*Consigne A*. Traduisez en anglais la phrase suivante du texte fourni : « Sans le logiciel de retouches qui hérisse les poils de certains, nous – simples spectateurs – n’aurions jamais pu découvrir un cliché d’exception. »

*Texte fourni*.
01 Sep

“De Hara-Kiri à Charlie” : Xavier Lambours, une référence de l’irrévérence

Comment prendre une photo irrévérencieuse de Lambours ? « Tu te démerdes », répond-il, avant de se mettre en scène, mimant un de ses clichés. © Justin Mourez

Comment prendre une photo irrévérencieuse de Lambours ? « Tu te démerdes », répond-il, avant de se mettre en scène, mimant un de ses clichés. © Justin Mourez

Heureusement que Photoshop existe ! Sans le logiciel de retouches qui hérisse les poils de certains, nous – simples spectateurs – n’aurions jamais pu découvrir un cliché d’exception.

*Données sur les éléments et les zones*.
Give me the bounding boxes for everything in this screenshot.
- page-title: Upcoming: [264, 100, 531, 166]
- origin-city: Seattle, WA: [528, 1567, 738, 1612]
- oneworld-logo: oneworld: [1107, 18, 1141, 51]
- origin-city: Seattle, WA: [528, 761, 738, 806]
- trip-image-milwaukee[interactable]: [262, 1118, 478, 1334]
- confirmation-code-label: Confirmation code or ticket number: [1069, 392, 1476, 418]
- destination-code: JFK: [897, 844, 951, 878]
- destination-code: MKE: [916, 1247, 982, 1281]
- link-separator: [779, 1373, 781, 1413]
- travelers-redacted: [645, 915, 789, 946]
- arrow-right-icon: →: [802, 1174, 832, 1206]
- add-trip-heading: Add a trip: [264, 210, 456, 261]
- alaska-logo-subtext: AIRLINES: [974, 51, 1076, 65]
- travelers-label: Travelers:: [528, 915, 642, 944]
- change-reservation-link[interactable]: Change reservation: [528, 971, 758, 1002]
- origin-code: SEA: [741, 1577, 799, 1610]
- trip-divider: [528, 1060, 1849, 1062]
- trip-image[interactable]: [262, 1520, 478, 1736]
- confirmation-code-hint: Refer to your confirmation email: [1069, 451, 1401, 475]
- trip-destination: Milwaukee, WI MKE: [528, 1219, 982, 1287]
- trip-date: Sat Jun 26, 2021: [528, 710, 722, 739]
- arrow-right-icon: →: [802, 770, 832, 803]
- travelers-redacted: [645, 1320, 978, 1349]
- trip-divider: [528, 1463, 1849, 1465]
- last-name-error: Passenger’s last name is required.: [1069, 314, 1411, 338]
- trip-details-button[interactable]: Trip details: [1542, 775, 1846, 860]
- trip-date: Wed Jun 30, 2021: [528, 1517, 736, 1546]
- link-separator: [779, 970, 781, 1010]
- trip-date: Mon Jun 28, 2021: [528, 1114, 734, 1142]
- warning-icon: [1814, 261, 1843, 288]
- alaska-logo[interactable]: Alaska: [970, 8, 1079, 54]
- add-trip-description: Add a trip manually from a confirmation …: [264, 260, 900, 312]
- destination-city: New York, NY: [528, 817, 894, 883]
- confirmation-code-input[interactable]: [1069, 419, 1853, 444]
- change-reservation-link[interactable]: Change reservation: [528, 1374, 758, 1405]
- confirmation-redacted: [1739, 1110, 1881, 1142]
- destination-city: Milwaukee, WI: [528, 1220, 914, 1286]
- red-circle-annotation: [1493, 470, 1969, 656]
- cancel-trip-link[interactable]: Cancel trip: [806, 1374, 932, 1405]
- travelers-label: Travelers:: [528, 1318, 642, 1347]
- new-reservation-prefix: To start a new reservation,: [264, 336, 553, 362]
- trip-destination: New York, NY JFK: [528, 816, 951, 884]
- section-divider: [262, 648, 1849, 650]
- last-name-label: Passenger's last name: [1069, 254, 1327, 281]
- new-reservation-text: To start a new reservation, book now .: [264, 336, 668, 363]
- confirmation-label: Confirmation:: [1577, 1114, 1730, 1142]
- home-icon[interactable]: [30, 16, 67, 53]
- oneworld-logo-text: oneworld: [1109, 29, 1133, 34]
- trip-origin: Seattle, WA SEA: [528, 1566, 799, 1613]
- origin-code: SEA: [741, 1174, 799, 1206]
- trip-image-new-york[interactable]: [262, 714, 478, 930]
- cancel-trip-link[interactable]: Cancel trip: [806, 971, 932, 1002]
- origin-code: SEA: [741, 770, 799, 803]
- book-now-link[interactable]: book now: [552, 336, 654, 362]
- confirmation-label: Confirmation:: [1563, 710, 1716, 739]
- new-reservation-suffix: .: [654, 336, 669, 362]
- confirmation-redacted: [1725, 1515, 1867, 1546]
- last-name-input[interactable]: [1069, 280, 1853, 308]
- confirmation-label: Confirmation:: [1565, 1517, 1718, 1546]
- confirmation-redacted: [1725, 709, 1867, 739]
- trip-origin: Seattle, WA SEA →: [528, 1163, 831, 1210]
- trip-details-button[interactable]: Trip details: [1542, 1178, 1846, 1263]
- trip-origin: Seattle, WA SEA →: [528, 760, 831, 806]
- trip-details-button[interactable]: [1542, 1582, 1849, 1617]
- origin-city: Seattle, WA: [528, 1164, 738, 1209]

*Consigne B*. Recopiez à l'identique les lignes des données fournies, depuis le début des données jusqu'à la ligne contenant "- arrow-right-icon: →: [802, 770, 832, 803]", celle-ci incluse.

*Résultat final A*. Without the photo-editing software that gets some people's hackles up, we – mere spectators – would never have been able to discover an exceptional shot.

*Résultat final B*.
Give me the bounding boxes for everything in this screenshot.
- page-title: Upcoming: [264, 100, 531, 166]
- origin-city: Seattle, WA: [528, 1567, 738, 1612]
- oneworld-logo: oneworld: [1107, 18, 1141, 51]
- origin-city: Seattle, WA: [528, 761, 738, 806]
- trip-image-milwaukee[interactable]: [262, 1118, 478, 1334]
- confirmation-code-label: Confirmation code or ticket number: [1069, 392, 1476, 418]
- destination-code: JFK: [897, 844, 951, 878]
- destination-code: MKE: [916, 1247, 982, 1281]
- link-separator: [779, 1373, 781, 1413]
- travelers-redacted: [645, 915, 789, 946]
- arrow-right-icon: →: [802, 1174, 832, 1206]
- add-trip-heading: Add a trip: [264, 210, 456, 261]
- alaska-logo-subtext: AIRLINES: [974, 51, 1076, 65]
- travelers-label: Travelers:: [528, 915, 642, 944]
- change-reservation-link[interactable]: Change reservation: [528, 971, 758, 1002]
- origin-code: SEA: [741, 1577, 799, 1610]
- trip-divider: [528, 1060, 1849, 1062]
- trip-image[interactable]: [262, 1520, 478, 1736]
- confirmation-code-hint: Refer to your confirmation email: [1069, 451, 1401, 475]
- trip-destination: Milwaukee, WI MKE: [528, 1219, 982, 1287]
- trip-date: Sat Jun 26, 2021: [528, 710, 722, 739]
- arrow-right-icon: →: [802, 770, 832, 803]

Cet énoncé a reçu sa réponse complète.